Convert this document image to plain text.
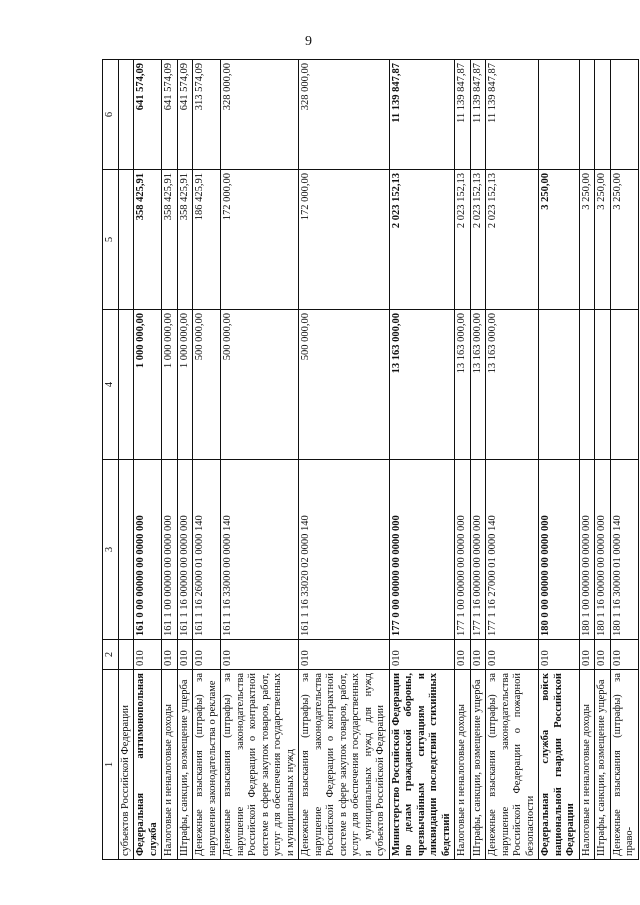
9
1	2	3	4	5	6
субъектов Российской Федерации					
Федеральная антимонопольная служба	010	161 0 00 00000 00 0000 000	1 000 000,00	358 425,91	641 574,09
Налоговые и неналоговые доходы	010	161 1 00 00000 00 0000 000	1 000 000,00	358 425,91	641 574,09
Штрафы, санкции, возмещение ущерба	010	161 1 16 00000 00 0000 000	1 000 000,00	358 425,91	641 574,09
Денежные взыскания (штрафы) за нарушение законодательства о рекламе	010	161 1 16 26000 01 0000 140	500 000,00	186 425,91	313 574,09
Денежные взыскания (штрафы) за нарушение законодательства Российской Федерации о контрактной системе в сфере закупок товаров, работ, услуг для обеспечения государственных и муниципальных нужд	010	161 1 16 33000 00 0000 140	500 000,00	172 000,00	328 000,00
Денежные взыскания (штрафы) за нарушение законодательства Российской Федерации о контрактной системе в сфере закупок товаров, работ, услуг для обеспечения государственных и муниципальных нужд для нужд субъектов Российской Федерации	010	161 1 16 33020 02 0000 140	500 000,00	172 000,00	328 000,00
Министерство Российской Федерации по делам гражданской обороны, чрезвычайным ситуациям и ликвидации последствий стихийных бедствий	010	177 0 00 00000 00 0000 000	13 163 000,00	2 023 152,13	11 139 847,87
Налоговые и неналоговые доходы	010	177 1 00 00000 00 0000 000	13 163 000,00	2 023 152,13	11 139 847,87
Штрафы, санкции, возмещение ущерба	010	177 1 16 00000 00 0000 000	13 163 000,00	2 023 152,13	11 139 847,87
Денежные взыскания (штрафы) за нарушение законодательства Российской Федерации о пожарной безопасности	010	177 1 16 27000 01 0000 140	13 163 000,00	2 023 152,13	11 139 847,87
Федеральная служба войск национальной гвардии Российской Федерации	010	180 0 00 00000 00 0000 000		3 250,00	
Налоговые и неналоговые доходы	010	180 1 00 00000 00 0000 000		3 250,00	
Штрафы, санкции, возмещение ущерба	010	180 1 16 00000 00 0000 000		3 250,00	
Денежные взыскания (штрафы) за право-	010	180 1 16 30000 01 0000 140		3 250,00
_ _ _ _ _ _ _
**Exercise prompt**
Do not copy the pictures, but repeat every line exactly.

**Result of this exercise**
Convert this document image to plain text.
9
1	2	3	4	5	6
субъектов Российской Федерации					
Федеральная антимонопольная служба	010	161 0 00 00000 00 0000 000	1 000 000,00	358 425,91	641 574,09
Налоговые и неналоговые доходы	010	161 1 00 00000 00 0000 000	1 000 000,00	358 425,91	641 574,09
Штрафы, санкции, возмещение ущерба	010	161 1 16 00000 00 0000 000	1 000 000,00	358 425,91	641 574,09
Денежные взыскания (штрафы) за нарушение законодательства о рекламе	010	161 1 16 26000 01 0000 140	500 000,00	186 425,91	313 574,09
Денежные взыскания (штрафы) за нарушение законодательства Российской Федерации о контрактной системе в сфере закупок товаров, работ, услуг для обеспечения государственных и муниципальных нужд	010	161 1 16 33000 00 0000 140	500 000,00	172 000,00	328 000,00
Денежные взыскания (штрафы) за нарушение законодательства Российской Федерации о контрактной системе в сфере закупок товаров, работ, услуг для обеспечения государственных и муниципальных нужд для нужд субъектов Российской Федерации	010	161 1 16 33020 02 0000 140	500 000,00	172 000,00	328 000,00
Министерство Российской Федерации по делам гражданской обороны, чрезвычайным ситуациям и ликвидации последствий стихийных бедствий	010	177 0 00 00000 00 0000 000	13 163 000,00	2 023 152,13	11 139 847,87
Налоговые и неналоговые доходы	010	177 1 00 00000 00 0000 000	13 163 000,00	2 023 152,13	11 139 847,87
Штрафы, санкции, возмещение ущерба	010	177 1 16 00000 00 0000 000	13 163 000,00	2 023 152,13	11 139 847,87
Денежные взыскания (штрафы) за нарушение законодательства Российской Федерации о пожарной безопасности	010	177 1 16 27000 01 0000 140	13 163 000,00	2 023 152,13	11 139 847,87
Федеральная служба войск национальной гвардии Российской Федерации	010	180 0 00 00000 00 0000 000		3 250,00	
Налоговые и неналоговые доходы	010	180 1 00 00000 00 0000 000		3 250,00	
Штрафы, санкции, возмещение ущерба	010	180 1 16 00000 00 0000 000		3 250,00	
Денежные взыскания (штрафы) за право-	010	180 1 16 30000 01 0000 140		3 250,00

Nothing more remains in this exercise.